**Records provided:**
--
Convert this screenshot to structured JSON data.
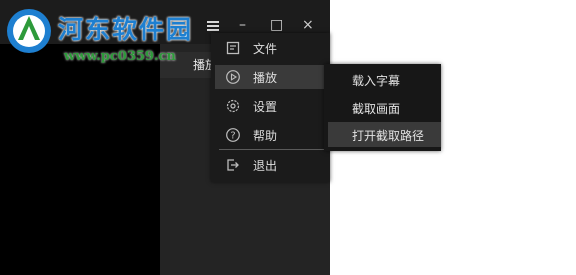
{
  "watermark": {
    "title": "河东软件园",
    "url": "www.pc0359.cn"
  },
  "sidebar_label": "播放",
  "window_controls": {
    "minimize": "–",
    "maximize": "□",
    "close": "×"
  },
  "menu": [
    {
      "label": "文件",
      "icon": "file-icon"
    },
    {
      "label": "播放",
      "icon": "play-icon",
      "active": true
    },
    {
      "label": "设置",
      "icon": "gear-icon"
    },
    {
      "label": "帮助",
      "icon": "help-icon"
    },
    {
      "label": "退出",
      "icon": "exit-icon"
    }
  ],
  "submenu": [
    {
      "label": "载入字幕"
    },
    {
      "label": "截取画面"
    },
    {
      "label": "打开截取路径",
      "active": true
    }
  ]
}
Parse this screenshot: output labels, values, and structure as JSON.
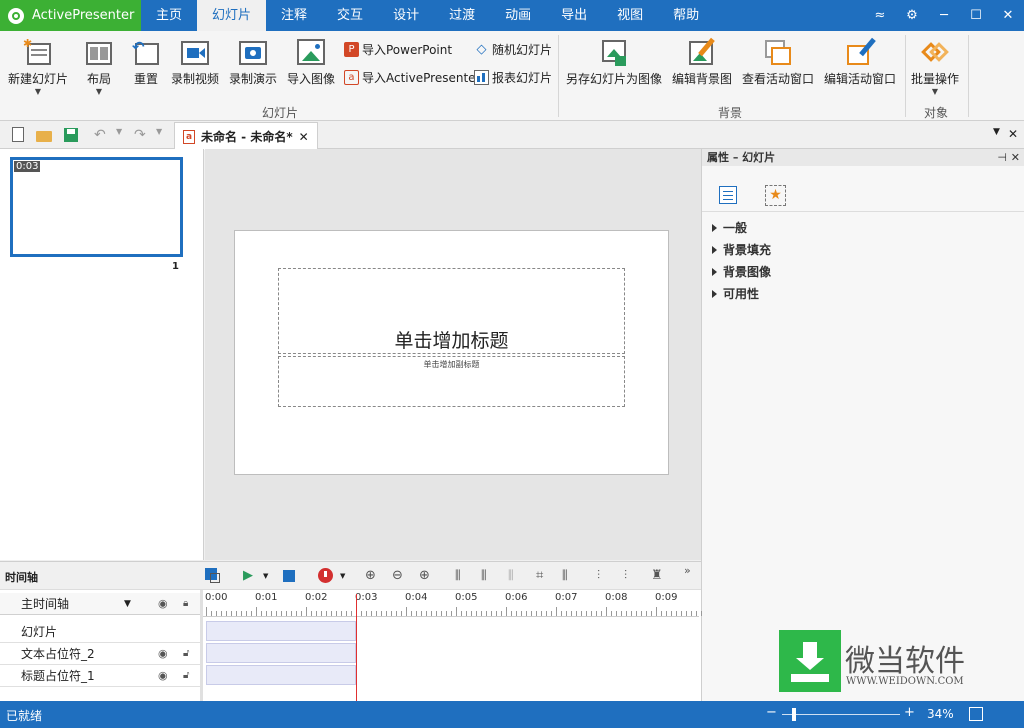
{
  "app": {
    "name": "ActivePresenter"
  },
  "tabs": [
    {
      "label": "主页"
    },
    {
      "label": "幻灯片"
    },
    {
      "label": "注释"
    },
    {
      "label": "交互"
    },
    {
      "label": "设计"
    },
    {
      "label": "过渡"
    },
    {
      "label": "动画"
    },
    {
      "label": "导出"
    },
    {
      "label": "视图"
    },
    {
      "label": "帮助"
    }
  ],
  "active_tab_index": 1,
  "window_controls": {
    "collapse": "≈",
    "settings": "⚙",
    "minimize": "─",
    "maximize": "☐",
    "close": "✕"
  },
  "ribbon": {
    "slides": {
      "new_slide": "新建幻灯片",
      "layout": "布局",
      "reset": "重置",
      "record_video": "录制视频",
      "record_demo": "录制演示",
      "import_image": "导入图像",
      "import_ppt": "导入PowerPoint",
      "import_ap": "导入ActivePresenter",
      "random_slide": "随机幻灯片",
      "report_slide": "报表幻灯片",
      "group_label": "幻灯片"
    },
    "background": {
      "save_as_image": "另存幻灯片为图像",
      "edit_background": "编辑背景图",
      "view_active_window": "查看活动窗口",
      "edit_active_window": "编辑活动窗口",
      "group_label": "背景"
    },
    "objects": {
      "batch_ops": "批量操作",
      "group_label": "对象"
    }
  },
  "document_tab": {
    "title": "未命名 - 未命名*",
    "close": "✕"
  },
  "slide_panel": {
    "thumb_time": "0:03",
    "thumb_number": "1"
  },
  "slide": {
    "title_placeholder": "单击增加标题",
    "subtitle_placeholder": "单击增加副标题"
  },
  "properties": {
    "header": "属性 – 幻灯片",
    "sections": [
      "一般",
      "背景填充",
      "背景图像",
      "可用性"
    ]
  },
  "timeline": {
    "title": "时间轴",
    "main_timeline": "主时间轴",
    "rows": [
      "幻灯片",
      "文本占位符_2",
      "标题占位符_1"
    ],
    "ticks": [
      "0:00",
      "0:01",
      "0:02",
      "0:03",
      "0:04",
      "0:05",
      "0:06",
      "0:07",
      "0:08",
      "0:09"
    ],
    "more": "»"
  },
  "status": {
    "text": "已就绪",
    "zoom": "34%"
  },
  "watermark": {
    "cn": "微当软件",
    "en": "WWW.WEIDOWN.COM"
  },
  "colors": {
    "titlebar": "#1f6fbf",
    "appbtn": "#3cb034",
    "accent": "#1f6fbf",
    "playhead": "#e03030"
  }
}
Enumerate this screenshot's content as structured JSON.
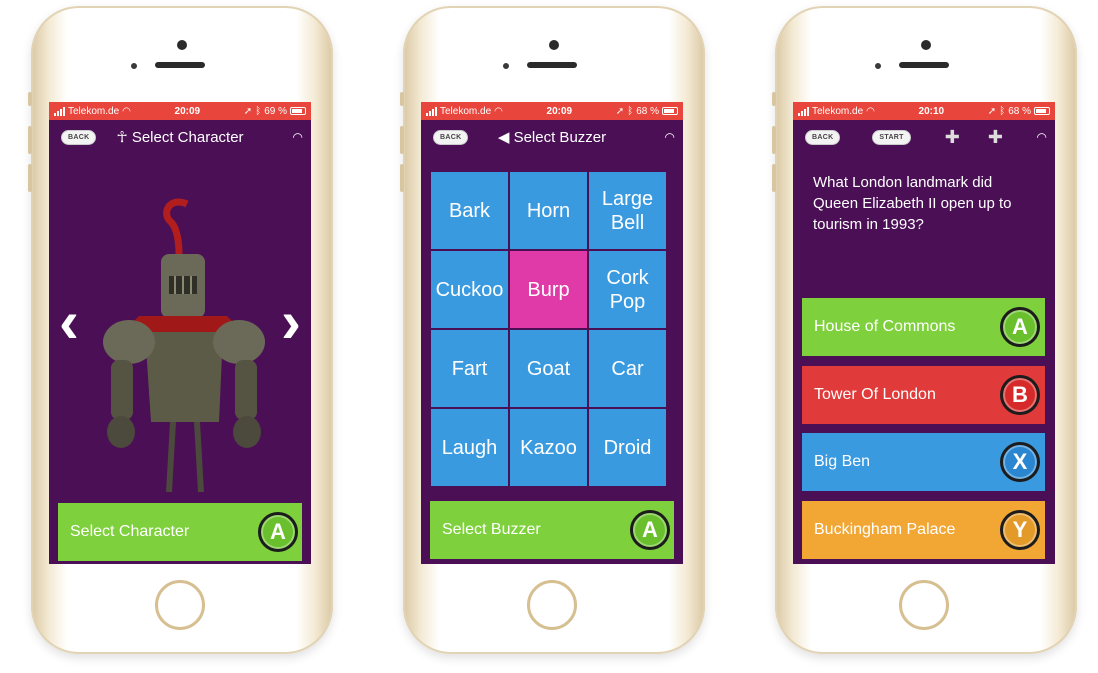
--
Determine how many lines of the listing hold the word "icon" and reply with that figure alone.

**Completed exercise:** 5